* TASK DETAILS *
Without including any pictures, write out all the entries exactly.

* RECORDS FOR THE TASK *
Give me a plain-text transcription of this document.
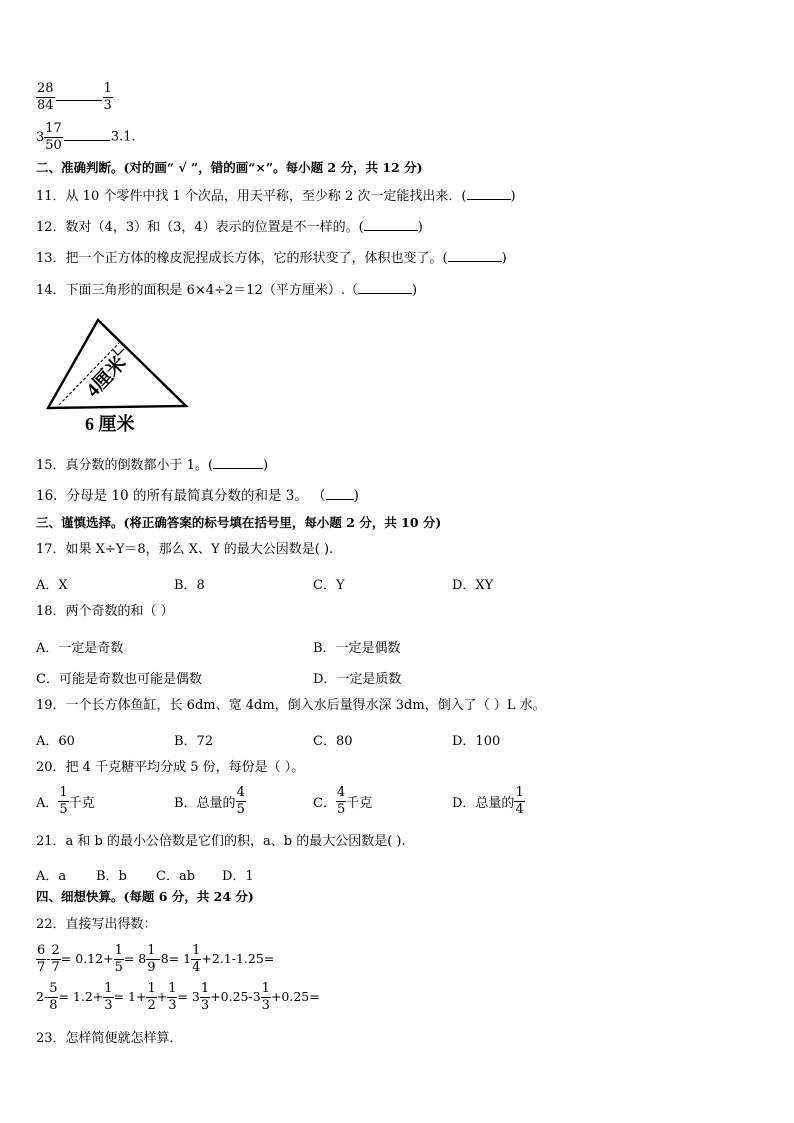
$\frac{28}{84}$	$\frac{1}{3}$
$3 \frac{17}{50}$	3.1.
二、准确判断。(对的画“ √ ”，错的画“×”。每小题 2 分，共 12 分)
11．从 10 个零件中找 1 个次品，用天平称，至少称 2 次一定能找出来．(	)
12．数对（4，3）和（3，4）表示的位置是不一样的。(	)
13．把一个正方体的橡皮泥捏成长方体，它的形状变了，体积也变了。(	)
14．下面三角形的面积是 6×4÷2＝12（平方厘米）.（	)
4厘米
6 厘米
15．真分数的倒数都小于 1。(	)
16．分母是 10 的所有最简真分数的和是 3。 （ )
三、谨慎选择。(将正确答案的标号填在括号里，每小题 2 分，共 10 分)
17．如果 X÷Y＝8，那么 X、Y 的最大公因数是( ).
A．X	B．8	C．Y	D．XY
18．两个奇数的和（ ）
A．一定是奇数	B．一定是偶数
C．可能是奇数也可能是偶数	D．一定是质数
19．一个长方体鱼缸，长 6dm、宽 4dm，倒入水后量得水深 3dm，倒入了（ ）L 水。
A．60	B．72	C．80	D．100
20．把 4 千克糖平均分成 5 份，每份是（ ）。
A． $\frac{1}{5}$ 千克	B．总量的 $\frac{4}{5}$	C． $\frac{4}{5}$ 千克	D．总量的 $\frac{1}{4}$
21．a 和 b 的最小公倍数是它们的积，a、b 的最大公因数是( ).
A．a B．b C．ab D．1
四、细想快算。(每题 6 分，共 24 分)
22．直接写出得数：
$\frac{6}{7} - \frac{2}{7} = 0.12+ \frac{1}{5} = 8 \frac{1}{9} -8= 1 \frac{1}{4} +2.1-1.25=$
$2- \frac{5}{8} = 1.2+ \frac{1}{3} = 1+ \frac{1}{2} + \frac{1}{3} = 3 \frac{1}{3} +0.25-3 \frac{1}{3} +0.25=$
23．怎样简便就怎样算．
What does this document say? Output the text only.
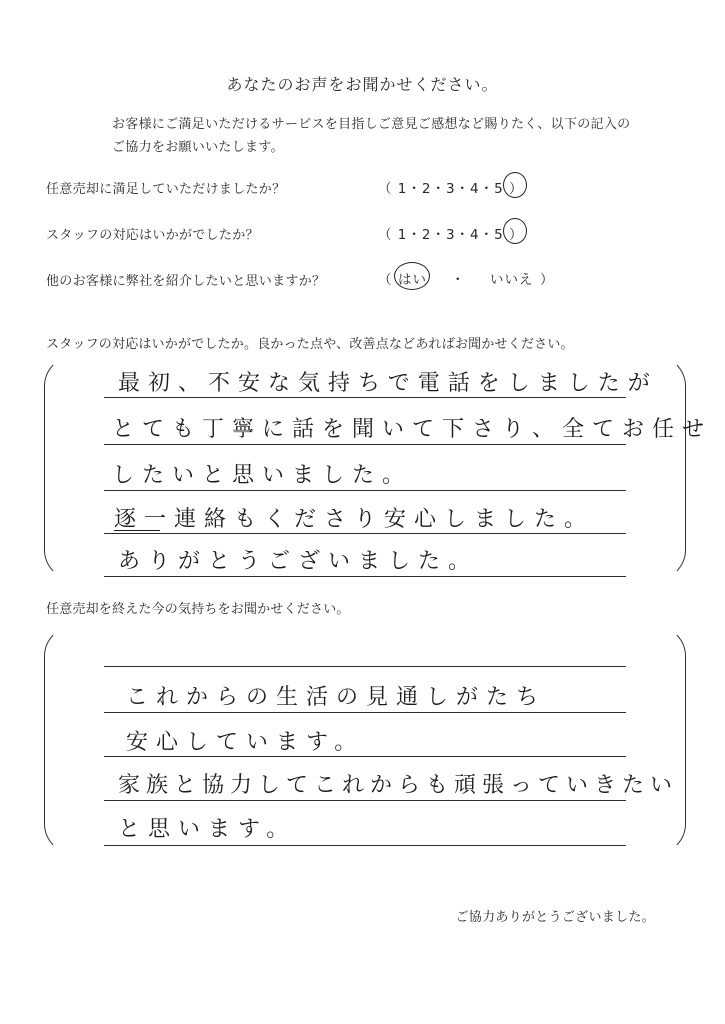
あなたのお声をお聞かせください。
お客様にご満足いただけるサービスを目指しご意見ご感想など賜りたく、以下の記入の
ご協力をお願いいたします。
任意売却に満足していただけましたか？	（ 1・2・3・4・5 ）
スタッフの対応はいかがでしたか？	（ 1・2・3・4・5 ）
他のお客様に弊社を紹介したいと思いますか？	（ はい ・ いいえ ）
スタッフの対応はいかがでしたか。良かった点や、改善点などあればお聞かせください。
最初、不安な気持ちで電話をしましたが
とても丁寧に話を聞いて下さり、全てお任せ
したいと思いました。
逐一連絡もくださり安心しました。
ありがとうございました。
任意売却を終えた今の気持ちをお聞かせください。
これからの生活の見通しがたち
安心しています。
家族と協力してこれからも頑張っていきたい
と思います。
ご協力ありがとうございました。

* RESPONSE *
Give me a plain-text transcription of this document.
$\frac{28}{84}$	$\frac{1}{3}$
$3 \frac{17}{50}$	3.1.
二、准确判断。(对的画“ √ ”，错的画“×”。每小题 2 分，共 12 分)
11．从 10 个零件中找 1 个次品，用天平称，至少称 2 次一定能找出来．(	)
12．数对（4，3）和（3，4）表示的位置是不一样的。(	)
13．把一个正方体的橡皮泥捏成长方体，它的形状变了，体积也变了。(	)
14．下面三角形的面积是 6×4÷2＝12（平方厘米）.（	)
4厘米
6 厘米
15．真分数的倒数都小于 1。(	)
16．分母是 10 的所有最简真分数的和是 3。 （ )
三、谨慎选择。(将正确答案的标号填在括号里，每小题 2 分，共 10 分)
17．如果 X÷Y＝8，那么 X、Y 的最大公因数是( ).
A．X	B．8	C．Y	D．XY
18．两个奇数的和（ ）
A．一定是奇数	B．一定是偶数
C．可能是奇数也可能是偶数	D．一定是质数
19．一个长方体鱼缸，长 6dm、宽 4dm，倒入水后量得水深 3dm，倒入了（ ）L 水。
A．60	B．72	C．80	D．100
20．把 4 千克糖平均分成 5 份，每份是（ ）。
A． $\frac{1}{5}$ 千克	B．总量的 $\frac{4}{5}$	C． $\frac{4}{5}$ 千克	D．总量的 $\frac{1}{4}$
21．a 和 b 的最小公倍数是它们的积，a、b 的最大公因数是( ).
A．a B．b C．ab D．1
四、细想快算。(每题 6 分，共 24 分)
22．直接写出得数：
$\frac{6}{7} - \frac{2}{7} = 0.12+ \frac{1}{5} = 8 \frac{1}{9} -8= 1 \frac{1}{4} +2.1-1.25=$
$2- \frac{5}{8} = 1.2+ \frac{1}{3} = 1+ \frac{1}{2} + \frac{1}{3} = 3 \frac{1}{3} +0.25-3 \frac{1}{3} +0.25=$
23．怎样简便就怎样算．
What does this document say? Output the text only.
あなたのお声をお聞かせください。
お客様にご満足いただけるサービスを目指しご意見ご感想など賜りたく、以下の記入の
ご協力をお願いいたします。
任意売却に満足していただけましたか？	（ 1・2・3・4・5 ）
スタッフの対応はいかがでしたか？	（ 1・2・3・4・5 ）
他のお客様に弊社を紹介したいと思いますか？	（ はい ・ いいえ ）
スタッフの対応はいかがでしたか。良かった点や、改善点などあればお聞かせください。
最初、不安な気持ちで電話をしましたが
とても丁寧に話を聞いて下さり、全てお任せ
したいと思いました。
逐一連絡もくださり安心しました。
ありがとうございました。
任意売却を終えた今の気持ちをお聞かせください。
これからの生活の見通しがたち
安心しています。
家族と協力してこれからも頑張っていきたい
と思います。
ご協力ありがとうございました。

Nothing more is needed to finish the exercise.